TAREA ASIGNADA 1
Transcribe el artículo sobre Alessandro Lequio, todo desde "Ana Rosa, por" hasta "su hija, Ginevra.".
TAREA ASIGNADA 2
Responde a estas preguntas con datos del artículo sobre Alessandro Lequio:
(a) ¿Entre qué dos lugares reparte Alessandro su vida?
(b) ¿Cuáles fueron los dos últimos espacios en los que colaboró?
(c) ¿Con quién se turna para acompañar a su hija al colegio?
TAREA ASIGNADA 3
Prosigue el artículo sobre Alessandro Lequio a partir de su última frase.

Alessandro está "tranquilo", haciendo una vida "normal". Entre Madrid y Pontevedra, adonde le encanta escaparse cada cierto tiempo. El conde italiano en nada ha cambiado su rutina, salvo porque ya no lo recoge ningún coche de producción para llevarlo a la cadena de Fuencarral.

"Juega al golf, hace deporte y sigue conservando los mismos amigos de siempre, con los que pasa buenos ratos", informa a EL ESPAÑOL una fuente. Se insiste en la idea de que Dado, como lo conoce su entorno, sigue respaldado por el mismo entorno de siempre.

Sobre esa idea, la persona con la que se contacta desliza: "Sigue en contacto con los compañeros del programa". Se hace referencia a El programa de Ana Rosa y Vamos a ver, los dos últimos espacios en los que colaboró. Mención aparte merece su amistad con Ana Rosa (70).

Alessandro Lequio, en una instantánea captada en Madrid, en 2023. Gtres

La relación entre Alessandro y Ana Rosa nace en los primeros años 2000, cuando él pasa de los platós nocturnos y del corazón a instalarse como tertuliano fijo en El programa de Ana Rosa.

Con el tiempo, el vínculo profesional se convierte en una amistad estrecha: ella es madrina de su hija Ginevra y Lequio la ha definido en público como una persona clave en su vida, especialmente en los momentos más duros, como la enfermedad y muerte de su hijo Álex.

Ana Rosa, por su parte, ha reivindicado en más de una ocasión esa cercanía personal -"Alejandro primero es amigo mío, soy la madrina de su hija, quiero a su mujer, a María"-, y ha salido en su defensa cuando ha estado en el centro de polémicas.

Volviendo al día a día del que fue pareja sentimental de la actriz Ana García Obregón (70), se explica que hay un pasatiempo que le llena y motiva especialmente en este tiempo en que goza de más libertad: cuidar y atender a su hija, Ginevra.

Alessandro, en una de sus útlimas apariciones en televisión.

Alessandro está pendiente de su pequeña y la acompaña al colegio. Se turna en esta tarea con su mujer, María Palacios (48). "Es un padrazo con Ginevra y pasa con ella todo el tiempo que no pudo con Álex y con Clemente, por diferentes razones", se hace constar.

¿Extraña la tele?, pregunta este medio. "Lógicamente, debe echarla a faltar, pero Alessandro es un hombre cultísimo, que tiene un gran mundo interior y nunca va a sentir ningún vacío".

INFORMACIÓN DE ORIGEN

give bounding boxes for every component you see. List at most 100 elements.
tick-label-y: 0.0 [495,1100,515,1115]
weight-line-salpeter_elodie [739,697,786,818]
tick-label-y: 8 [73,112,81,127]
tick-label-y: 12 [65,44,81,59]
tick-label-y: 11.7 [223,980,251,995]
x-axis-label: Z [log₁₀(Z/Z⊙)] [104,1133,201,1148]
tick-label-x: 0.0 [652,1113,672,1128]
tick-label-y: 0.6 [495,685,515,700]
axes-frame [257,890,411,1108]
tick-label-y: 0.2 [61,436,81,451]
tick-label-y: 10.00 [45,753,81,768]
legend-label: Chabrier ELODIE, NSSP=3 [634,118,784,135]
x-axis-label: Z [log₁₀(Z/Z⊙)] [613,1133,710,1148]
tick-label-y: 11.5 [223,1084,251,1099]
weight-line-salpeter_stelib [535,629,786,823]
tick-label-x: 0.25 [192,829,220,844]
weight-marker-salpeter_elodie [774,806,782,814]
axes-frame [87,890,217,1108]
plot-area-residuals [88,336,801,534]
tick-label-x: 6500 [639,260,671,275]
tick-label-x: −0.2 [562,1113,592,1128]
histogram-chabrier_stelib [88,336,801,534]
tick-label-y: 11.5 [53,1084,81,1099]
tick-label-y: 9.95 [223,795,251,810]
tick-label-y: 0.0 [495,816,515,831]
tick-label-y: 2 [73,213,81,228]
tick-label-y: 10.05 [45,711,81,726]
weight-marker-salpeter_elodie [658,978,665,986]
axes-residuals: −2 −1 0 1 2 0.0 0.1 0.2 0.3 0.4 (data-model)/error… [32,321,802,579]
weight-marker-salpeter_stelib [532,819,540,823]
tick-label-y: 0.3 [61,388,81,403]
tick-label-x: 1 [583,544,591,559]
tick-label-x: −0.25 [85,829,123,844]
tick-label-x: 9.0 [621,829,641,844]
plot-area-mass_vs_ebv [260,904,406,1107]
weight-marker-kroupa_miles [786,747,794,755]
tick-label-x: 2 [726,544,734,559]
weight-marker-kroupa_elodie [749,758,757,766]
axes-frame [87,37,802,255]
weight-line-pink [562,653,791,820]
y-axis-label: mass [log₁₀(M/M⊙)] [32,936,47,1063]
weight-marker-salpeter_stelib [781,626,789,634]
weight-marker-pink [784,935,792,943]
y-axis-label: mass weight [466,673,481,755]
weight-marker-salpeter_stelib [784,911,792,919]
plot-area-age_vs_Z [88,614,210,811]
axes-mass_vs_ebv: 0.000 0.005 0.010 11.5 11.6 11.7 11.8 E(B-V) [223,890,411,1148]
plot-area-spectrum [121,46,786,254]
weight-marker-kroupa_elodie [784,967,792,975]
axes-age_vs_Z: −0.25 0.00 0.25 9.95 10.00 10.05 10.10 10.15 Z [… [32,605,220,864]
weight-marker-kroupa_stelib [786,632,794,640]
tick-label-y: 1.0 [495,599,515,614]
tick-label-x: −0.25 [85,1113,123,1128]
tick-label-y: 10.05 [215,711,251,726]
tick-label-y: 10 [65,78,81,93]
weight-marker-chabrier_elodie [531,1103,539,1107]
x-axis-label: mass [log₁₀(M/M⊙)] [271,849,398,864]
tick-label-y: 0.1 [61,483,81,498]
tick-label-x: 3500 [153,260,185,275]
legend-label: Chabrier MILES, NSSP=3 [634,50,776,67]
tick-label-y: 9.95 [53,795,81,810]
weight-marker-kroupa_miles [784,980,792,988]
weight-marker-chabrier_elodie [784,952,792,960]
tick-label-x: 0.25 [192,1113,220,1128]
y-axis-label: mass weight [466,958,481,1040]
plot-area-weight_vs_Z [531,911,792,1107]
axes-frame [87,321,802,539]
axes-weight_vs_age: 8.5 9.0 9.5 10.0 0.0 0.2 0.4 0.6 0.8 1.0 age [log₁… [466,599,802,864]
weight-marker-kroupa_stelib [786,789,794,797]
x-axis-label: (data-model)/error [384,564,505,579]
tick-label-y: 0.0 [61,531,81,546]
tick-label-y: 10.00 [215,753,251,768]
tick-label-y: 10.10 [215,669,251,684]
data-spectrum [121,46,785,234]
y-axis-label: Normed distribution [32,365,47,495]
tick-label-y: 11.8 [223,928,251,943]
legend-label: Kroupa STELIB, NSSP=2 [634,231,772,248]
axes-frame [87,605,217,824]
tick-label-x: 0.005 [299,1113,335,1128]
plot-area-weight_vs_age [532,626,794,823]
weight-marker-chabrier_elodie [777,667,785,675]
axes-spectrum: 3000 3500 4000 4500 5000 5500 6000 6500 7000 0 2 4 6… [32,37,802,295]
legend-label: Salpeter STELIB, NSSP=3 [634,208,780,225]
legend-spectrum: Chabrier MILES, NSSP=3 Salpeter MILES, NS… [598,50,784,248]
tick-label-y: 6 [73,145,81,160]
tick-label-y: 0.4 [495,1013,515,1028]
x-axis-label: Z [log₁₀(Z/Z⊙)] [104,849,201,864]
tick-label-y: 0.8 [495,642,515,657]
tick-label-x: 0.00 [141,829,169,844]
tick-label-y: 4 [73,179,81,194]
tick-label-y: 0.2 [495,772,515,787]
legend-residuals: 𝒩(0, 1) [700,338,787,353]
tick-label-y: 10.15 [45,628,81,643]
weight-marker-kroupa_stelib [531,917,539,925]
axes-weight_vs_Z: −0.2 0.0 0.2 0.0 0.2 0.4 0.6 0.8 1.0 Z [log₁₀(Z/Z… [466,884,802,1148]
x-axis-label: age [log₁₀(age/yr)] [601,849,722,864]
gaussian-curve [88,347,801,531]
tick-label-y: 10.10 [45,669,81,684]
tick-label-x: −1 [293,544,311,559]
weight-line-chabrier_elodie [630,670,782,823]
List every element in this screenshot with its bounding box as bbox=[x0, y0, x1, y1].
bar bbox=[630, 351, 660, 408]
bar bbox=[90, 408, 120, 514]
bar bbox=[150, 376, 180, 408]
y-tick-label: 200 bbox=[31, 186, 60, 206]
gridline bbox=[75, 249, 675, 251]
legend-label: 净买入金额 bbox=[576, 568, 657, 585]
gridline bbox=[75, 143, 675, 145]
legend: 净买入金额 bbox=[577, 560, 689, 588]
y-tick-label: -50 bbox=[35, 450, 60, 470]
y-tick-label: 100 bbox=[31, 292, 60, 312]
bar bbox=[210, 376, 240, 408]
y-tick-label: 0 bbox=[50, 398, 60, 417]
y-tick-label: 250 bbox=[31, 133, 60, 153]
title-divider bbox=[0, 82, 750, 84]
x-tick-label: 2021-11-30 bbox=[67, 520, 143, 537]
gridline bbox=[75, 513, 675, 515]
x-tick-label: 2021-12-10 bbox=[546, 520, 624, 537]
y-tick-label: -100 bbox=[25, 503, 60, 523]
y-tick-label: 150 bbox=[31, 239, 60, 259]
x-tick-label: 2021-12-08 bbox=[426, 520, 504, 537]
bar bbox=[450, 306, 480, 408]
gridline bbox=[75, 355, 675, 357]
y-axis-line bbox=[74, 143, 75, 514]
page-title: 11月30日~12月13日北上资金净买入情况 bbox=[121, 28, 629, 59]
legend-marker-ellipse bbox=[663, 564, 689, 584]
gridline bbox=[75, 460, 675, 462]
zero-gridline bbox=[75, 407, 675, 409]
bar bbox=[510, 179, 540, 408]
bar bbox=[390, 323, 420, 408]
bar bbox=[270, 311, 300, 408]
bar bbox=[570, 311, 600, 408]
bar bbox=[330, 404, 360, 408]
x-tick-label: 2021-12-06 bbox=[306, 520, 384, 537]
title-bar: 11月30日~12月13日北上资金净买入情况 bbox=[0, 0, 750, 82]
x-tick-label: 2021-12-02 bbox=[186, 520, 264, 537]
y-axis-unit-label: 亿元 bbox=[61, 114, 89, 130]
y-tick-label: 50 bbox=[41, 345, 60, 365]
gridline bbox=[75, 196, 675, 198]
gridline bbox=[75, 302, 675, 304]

ESPACIO DE RESPUESTA 1
Ana Rosa, por su parte, ha reivindicado en más de una ocasión esa cercanía personal -"Alejandro primero es amigo mío, soy la madrina de su hija, quiero a su mujer, a María"-, y ha salido en su defensa cuando ha estado en el centro de polémicas.

Volviendo al día a día del que fue pareja sentimental de la actriz Ana García Obregón (70), se explica que hay un pasatiempo que le llena y motiva especialmente en este tiempo en que goza de más libertad: cuidar y atender a su hija, Ginevra.

ESPACIO DE RESPUESTA 2
(a) Entre Madrid y Pontevedra.
(b) El programa de Ana Rosa y Vamos a ver.
(c) Con su mujer, María Palacios.

ESPACIO DE RESPUESTA 3
En otro orden de cosas, la relación actual entre el italiano y García Obregón es buena y correcta y fluida. En realidad, casi siempre ha sido así, salvo algunos momentos puntuales en relación al malogrado hijo que tuvieron en común. "Él no quiere guerras".

"Y mucho menos con Ana. La adora y sabe su calidad de madre. Siempre la ha protegido, y le ha quitado hierro a algunas cosas y gestiones públicas de ella", informa quien lo sabe.

El gran apoyo de María

María Palacios se ha mantenido siempre en primera línea a la hora de defender públicamente a Alessandro Lequio, y lo ha hecho con especial contundencia tras su despido de Mediaset.

En su entrevista en ¡HOLA!, rompió un silencio de décadas para subrayar que su marido "nunca ha sido ni juzgado ni condenado".

"Ni por malos tratos ni por ningún otro delito", agregó. Afirmó al cabo: "Llevamos juntos una vida y jamás he vivido ningún ápice de violencia", reivindicando que, si ahora "solo vale la palabra de una mujer", también debería valer la suya, basada en casi treinta años de convivencia.

Palacios insistió en que habló "desde la vida compartida, desde la experiencia diaria", y se presentó como el principal apoyo de Lequio en sus horas más bajas.

Su historia de amor arranca a finales del verano de 1999, cuando se conocieron en un evento en Mallorca: ella tenía 22 años, él 39 y una larga lista de relaciones mediáticas a sus espaldas, algo que generó recelos en la familia de María.

A pesar de esas reservas iniciales, la relación se consolidó hasta la boda, celebrada en noviembre de 2008 en el antiguo monasterio de Santa María de Sacramenia (Segovia), y se reforzó con el nacimiento en 2016 de su hija Ginevra Ena.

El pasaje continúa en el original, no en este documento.